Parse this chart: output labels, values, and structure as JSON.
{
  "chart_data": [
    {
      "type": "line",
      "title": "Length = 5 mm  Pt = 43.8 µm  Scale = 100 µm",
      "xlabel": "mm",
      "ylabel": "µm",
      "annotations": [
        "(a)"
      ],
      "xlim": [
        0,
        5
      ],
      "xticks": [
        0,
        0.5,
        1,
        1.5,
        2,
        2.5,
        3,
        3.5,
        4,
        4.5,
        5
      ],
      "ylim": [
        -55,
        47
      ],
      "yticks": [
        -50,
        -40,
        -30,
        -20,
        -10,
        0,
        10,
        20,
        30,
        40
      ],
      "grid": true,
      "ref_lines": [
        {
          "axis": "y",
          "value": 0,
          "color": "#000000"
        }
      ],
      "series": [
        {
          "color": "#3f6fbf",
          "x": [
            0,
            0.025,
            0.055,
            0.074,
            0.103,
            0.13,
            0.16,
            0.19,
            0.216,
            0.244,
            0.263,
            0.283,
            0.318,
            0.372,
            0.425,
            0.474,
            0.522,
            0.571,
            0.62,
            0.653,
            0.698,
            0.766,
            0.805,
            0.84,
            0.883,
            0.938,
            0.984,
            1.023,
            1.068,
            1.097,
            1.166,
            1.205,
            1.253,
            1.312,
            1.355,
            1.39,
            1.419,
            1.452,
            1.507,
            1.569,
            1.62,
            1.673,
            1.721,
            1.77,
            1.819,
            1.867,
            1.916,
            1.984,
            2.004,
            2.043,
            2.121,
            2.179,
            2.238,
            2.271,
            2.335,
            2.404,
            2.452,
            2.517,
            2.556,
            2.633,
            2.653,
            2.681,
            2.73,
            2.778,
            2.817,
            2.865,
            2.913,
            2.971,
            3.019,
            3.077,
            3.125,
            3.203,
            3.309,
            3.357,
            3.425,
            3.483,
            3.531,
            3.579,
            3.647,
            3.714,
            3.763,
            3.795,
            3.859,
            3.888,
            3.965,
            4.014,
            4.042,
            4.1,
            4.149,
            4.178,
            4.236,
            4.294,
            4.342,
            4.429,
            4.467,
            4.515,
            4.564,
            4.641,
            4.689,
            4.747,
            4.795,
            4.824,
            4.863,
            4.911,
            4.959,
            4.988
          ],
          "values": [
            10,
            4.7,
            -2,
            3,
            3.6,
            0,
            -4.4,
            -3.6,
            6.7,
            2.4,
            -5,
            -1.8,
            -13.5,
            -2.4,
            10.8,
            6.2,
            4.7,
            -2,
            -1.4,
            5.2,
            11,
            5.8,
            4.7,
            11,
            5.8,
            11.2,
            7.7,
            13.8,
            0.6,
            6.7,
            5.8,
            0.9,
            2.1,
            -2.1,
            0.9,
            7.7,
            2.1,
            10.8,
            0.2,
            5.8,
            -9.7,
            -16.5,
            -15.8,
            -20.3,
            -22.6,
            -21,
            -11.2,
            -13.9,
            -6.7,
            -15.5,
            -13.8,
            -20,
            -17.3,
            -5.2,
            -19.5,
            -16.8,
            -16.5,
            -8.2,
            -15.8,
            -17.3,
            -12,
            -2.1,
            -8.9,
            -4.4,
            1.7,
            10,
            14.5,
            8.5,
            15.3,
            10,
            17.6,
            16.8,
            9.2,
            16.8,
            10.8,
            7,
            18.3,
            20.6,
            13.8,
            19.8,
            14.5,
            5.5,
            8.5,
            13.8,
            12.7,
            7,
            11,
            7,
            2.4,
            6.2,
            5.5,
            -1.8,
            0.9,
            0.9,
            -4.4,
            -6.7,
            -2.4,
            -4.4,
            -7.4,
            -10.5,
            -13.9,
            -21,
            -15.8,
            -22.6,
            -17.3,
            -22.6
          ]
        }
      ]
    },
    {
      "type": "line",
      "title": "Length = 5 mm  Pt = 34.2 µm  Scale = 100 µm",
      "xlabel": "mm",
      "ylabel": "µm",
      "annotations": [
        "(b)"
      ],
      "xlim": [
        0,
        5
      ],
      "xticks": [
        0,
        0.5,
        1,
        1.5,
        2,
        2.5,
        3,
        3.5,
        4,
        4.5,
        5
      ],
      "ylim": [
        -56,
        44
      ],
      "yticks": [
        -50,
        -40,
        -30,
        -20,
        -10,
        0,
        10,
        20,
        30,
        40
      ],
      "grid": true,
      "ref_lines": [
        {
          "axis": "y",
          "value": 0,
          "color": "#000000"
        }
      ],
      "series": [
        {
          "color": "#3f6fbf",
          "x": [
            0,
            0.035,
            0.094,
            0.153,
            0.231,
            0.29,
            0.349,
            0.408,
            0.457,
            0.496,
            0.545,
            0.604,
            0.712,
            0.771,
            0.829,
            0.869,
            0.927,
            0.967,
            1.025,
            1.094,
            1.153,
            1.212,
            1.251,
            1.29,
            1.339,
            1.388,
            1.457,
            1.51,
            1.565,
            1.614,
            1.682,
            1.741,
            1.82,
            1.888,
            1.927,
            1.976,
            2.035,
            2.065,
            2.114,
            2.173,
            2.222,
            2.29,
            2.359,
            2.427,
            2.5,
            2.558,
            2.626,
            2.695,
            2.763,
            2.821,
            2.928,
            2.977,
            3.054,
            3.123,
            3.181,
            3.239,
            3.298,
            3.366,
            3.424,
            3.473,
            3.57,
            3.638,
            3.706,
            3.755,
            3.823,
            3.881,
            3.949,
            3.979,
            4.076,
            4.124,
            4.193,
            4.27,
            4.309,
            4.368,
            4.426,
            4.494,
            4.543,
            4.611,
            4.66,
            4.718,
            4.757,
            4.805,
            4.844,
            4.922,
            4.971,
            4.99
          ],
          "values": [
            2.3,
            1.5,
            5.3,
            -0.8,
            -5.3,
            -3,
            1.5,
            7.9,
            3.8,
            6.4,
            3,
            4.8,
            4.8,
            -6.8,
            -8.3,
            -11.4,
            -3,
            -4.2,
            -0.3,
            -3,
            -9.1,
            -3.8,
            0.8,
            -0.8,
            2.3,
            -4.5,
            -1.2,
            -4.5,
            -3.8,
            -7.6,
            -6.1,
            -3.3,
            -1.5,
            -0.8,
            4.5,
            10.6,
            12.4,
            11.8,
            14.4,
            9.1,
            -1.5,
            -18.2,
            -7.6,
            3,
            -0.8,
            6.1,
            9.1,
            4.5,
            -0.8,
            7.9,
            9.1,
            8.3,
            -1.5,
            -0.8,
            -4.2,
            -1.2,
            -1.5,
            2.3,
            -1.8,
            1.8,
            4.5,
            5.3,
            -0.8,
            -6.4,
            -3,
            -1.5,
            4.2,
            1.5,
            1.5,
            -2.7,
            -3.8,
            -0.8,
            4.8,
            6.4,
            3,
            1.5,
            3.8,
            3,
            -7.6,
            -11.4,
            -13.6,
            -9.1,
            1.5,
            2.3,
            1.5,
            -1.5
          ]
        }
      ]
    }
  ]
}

Task requirements
Scan the records above for the string "Scale", then report every line that contains it.

Correct response
      "title": "Length = 5 mm  Pt = 43.8 µm  Scale = 100 µm",
      "title": "Length = 5 mm  Pt = 34.2 µm  Scale = 100 µm",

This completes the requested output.